* Requirements
Reproduce all entries precisely, down to the last character.

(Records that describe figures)

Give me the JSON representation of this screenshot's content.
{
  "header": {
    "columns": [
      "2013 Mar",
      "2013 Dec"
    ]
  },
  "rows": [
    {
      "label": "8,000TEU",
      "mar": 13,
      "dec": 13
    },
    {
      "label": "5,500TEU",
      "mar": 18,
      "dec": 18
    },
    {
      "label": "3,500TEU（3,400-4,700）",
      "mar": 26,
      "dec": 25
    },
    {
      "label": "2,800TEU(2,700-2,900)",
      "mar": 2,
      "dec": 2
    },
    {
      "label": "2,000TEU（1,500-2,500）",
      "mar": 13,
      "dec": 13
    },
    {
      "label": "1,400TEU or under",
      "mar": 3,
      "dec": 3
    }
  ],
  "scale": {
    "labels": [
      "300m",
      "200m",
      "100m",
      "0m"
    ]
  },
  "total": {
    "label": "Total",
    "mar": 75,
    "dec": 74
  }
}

* Written response
Give me the JSON representation of this screenshot's content.
{
  "header": {
    "columns": [
      "2013 Mar",
      "2013 Dec"
    ]
  },
  "rows": [
    {
      "label": "8,000TEU",
      "mar": 13,
      "dec": 13
    },
    {
      "label": "5,500TEU",
      "mar": 18,
      "dec": 18
    },
    {
      "label": "3,500TEU（3,400-4,700）",
      "mar": 26,
      "dec": 25
    },
    {
      "label": "2,800TEU(2,700-2,900)",
      "mar": 2,
      "dec": 2
    },
    {
      "label": "2,000TEU（1,500-2,500）",
      "mar": 13,
      "dec": 13
    },
    {
      "label": "1,400TEU or under",
      "mar": 3,
      "dec": 3
    }
  ],
  "scale": {
    "labels": [
      "300m",
      "200m",
      "100m",
      "0m"
    ]
  },
  "total": {
    "label": "Total",
    "mar": 75,
    "dec": 74
  }
}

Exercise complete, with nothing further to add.